_What you should do:_ Reproduce unchanged the stretch of lines from the one containing "778, 379, 783]" through the one containing "314, 592, 319]".

- - - - - - -

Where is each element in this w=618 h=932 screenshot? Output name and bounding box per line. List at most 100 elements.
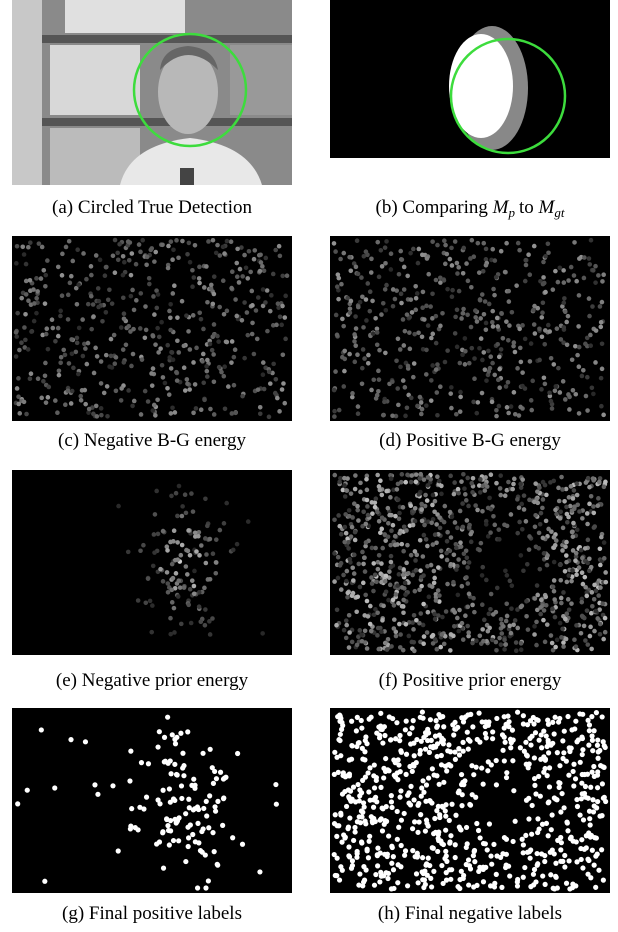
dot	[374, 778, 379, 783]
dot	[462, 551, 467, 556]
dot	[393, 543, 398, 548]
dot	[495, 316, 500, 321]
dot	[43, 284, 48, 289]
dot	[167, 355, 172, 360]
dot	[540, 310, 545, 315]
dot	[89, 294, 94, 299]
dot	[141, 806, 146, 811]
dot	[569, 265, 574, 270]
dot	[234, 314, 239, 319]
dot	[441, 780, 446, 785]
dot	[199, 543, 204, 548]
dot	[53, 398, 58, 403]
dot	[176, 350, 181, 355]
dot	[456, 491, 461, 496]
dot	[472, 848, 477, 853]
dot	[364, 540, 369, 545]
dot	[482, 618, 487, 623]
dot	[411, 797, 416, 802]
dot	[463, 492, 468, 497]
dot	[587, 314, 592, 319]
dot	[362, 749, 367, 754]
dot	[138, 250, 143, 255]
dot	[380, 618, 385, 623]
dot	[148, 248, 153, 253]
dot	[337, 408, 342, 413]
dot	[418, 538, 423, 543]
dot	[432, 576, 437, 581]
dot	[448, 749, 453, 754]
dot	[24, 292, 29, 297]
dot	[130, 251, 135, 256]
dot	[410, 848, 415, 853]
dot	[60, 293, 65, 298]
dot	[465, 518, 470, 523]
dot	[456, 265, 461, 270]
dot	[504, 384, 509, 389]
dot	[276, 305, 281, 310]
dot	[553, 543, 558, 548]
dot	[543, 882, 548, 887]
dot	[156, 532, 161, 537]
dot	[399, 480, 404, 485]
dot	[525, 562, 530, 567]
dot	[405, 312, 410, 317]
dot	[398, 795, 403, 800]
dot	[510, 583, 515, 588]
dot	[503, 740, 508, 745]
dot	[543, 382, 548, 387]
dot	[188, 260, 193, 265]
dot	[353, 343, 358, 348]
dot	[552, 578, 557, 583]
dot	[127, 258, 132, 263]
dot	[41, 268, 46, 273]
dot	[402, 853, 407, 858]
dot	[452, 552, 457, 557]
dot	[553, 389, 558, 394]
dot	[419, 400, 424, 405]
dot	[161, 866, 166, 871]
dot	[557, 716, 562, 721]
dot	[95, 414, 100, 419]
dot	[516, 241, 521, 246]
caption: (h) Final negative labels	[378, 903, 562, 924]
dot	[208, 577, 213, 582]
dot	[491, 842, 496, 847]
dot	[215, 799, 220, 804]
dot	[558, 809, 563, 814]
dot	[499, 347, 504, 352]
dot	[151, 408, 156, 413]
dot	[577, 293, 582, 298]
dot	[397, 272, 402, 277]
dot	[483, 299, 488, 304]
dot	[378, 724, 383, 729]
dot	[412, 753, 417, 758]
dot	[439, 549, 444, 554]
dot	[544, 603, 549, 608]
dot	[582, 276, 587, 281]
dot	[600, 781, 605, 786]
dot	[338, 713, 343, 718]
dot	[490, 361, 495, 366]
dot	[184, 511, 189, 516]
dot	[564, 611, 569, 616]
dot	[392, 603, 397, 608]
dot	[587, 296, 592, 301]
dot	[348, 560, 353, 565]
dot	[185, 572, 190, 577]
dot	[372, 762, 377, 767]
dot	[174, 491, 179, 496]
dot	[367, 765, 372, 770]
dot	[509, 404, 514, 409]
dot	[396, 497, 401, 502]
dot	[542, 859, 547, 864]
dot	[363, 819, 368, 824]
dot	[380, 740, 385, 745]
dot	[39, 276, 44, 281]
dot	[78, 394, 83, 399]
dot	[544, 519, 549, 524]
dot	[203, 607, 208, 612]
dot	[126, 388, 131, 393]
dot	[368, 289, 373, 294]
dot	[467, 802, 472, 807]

- - - - - - -

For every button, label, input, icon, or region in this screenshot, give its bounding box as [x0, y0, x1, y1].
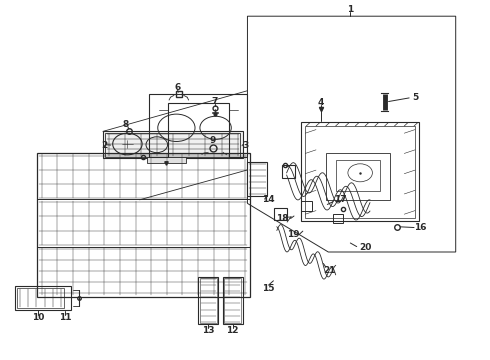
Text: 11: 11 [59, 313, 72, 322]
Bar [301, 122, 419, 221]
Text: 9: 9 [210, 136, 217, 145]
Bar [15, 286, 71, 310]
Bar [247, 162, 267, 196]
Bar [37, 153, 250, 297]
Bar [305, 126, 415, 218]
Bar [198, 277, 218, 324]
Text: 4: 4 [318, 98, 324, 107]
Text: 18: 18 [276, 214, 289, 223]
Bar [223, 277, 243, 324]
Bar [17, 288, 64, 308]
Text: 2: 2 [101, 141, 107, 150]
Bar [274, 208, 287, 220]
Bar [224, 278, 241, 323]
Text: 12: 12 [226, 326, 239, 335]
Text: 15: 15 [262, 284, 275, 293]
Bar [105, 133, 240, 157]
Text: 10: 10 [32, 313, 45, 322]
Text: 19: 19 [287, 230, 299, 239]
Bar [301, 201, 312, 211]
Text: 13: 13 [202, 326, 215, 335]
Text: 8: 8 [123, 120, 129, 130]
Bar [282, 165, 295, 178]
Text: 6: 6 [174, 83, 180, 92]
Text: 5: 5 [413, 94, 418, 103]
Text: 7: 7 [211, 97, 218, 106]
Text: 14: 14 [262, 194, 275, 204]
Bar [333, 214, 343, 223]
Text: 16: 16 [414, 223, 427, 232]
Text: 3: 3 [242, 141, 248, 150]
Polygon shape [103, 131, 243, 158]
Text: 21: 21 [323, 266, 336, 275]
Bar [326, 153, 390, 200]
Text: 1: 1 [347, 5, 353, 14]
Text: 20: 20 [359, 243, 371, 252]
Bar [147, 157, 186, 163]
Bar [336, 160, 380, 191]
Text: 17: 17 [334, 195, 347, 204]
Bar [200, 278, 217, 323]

- - - - - - -

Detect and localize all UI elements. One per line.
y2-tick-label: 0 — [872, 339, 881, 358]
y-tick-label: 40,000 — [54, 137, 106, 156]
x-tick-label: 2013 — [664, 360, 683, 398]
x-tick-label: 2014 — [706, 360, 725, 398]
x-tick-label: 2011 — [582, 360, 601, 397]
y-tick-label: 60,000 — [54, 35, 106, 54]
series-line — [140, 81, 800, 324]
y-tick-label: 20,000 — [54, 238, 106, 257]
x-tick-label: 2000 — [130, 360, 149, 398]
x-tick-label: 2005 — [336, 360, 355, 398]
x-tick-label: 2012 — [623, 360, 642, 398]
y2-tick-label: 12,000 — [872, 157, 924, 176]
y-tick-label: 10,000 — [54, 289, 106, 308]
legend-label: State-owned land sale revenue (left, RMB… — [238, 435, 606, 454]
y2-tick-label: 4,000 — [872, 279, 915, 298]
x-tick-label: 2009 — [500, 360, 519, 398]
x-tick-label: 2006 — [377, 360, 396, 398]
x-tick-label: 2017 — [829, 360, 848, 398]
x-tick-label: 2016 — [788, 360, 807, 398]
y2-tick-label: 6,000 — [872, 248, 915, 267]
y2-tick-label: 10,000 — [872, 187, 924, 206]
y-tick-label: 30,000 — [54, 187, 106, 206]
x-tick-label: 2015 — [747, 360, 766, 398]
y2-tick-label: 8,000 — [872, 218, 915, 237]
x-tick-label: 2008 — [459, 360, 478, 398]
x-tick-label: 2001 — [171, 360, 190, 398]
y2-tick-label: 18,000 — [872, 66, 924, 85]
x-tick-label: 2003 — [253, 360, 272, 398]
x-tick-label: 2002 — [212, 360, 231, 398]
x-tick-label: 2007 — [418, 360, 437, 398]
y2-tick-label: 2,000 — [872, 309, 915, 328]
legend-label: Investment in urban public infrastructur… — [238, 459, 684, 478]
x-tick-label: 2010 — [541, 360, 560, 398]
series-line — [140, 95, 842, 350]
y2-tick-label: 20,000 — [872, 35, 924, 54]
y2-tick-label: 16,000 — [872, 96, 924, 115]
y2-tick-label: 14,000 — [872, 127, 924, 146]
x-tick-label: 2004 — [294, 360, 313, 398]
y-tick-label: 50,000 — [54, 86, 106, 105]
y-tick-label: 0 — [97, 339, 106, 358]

- - - - - - -

_Response to this task:_
dot	[374, 778, 379, 783]
dot	[462, 551, 467, 556]
dot	[393, 543, 398, 548]
dot	[495, 316, 500, 321]
dot	[43, 284, 48, 289]
dot	[167, 355, 172, 360]
dot	[540, 310, 545, 315]
dot	[89, 294, 94, 299]
dot	[141, 806, 146, 811]
dot	[569, 265, 574, 270]
dot	[234, 314, 239, 319]
dot	[441, 780, 446, 785]
dot	[199, 543, 204, 548]
dot	[53, 398, 58, 403]
dot	[176, 350, 181, 355]
dot	[456, 491, 461, 496]
dot	[472, 848, 477, 853]
dot	[364, 540, 369, 545]
dot	[482, 618, 487, 623]
dot	[411, 797, 416, 802]
dot	[463, 492, 468, 497]
dot	[587, 314, 592, 319]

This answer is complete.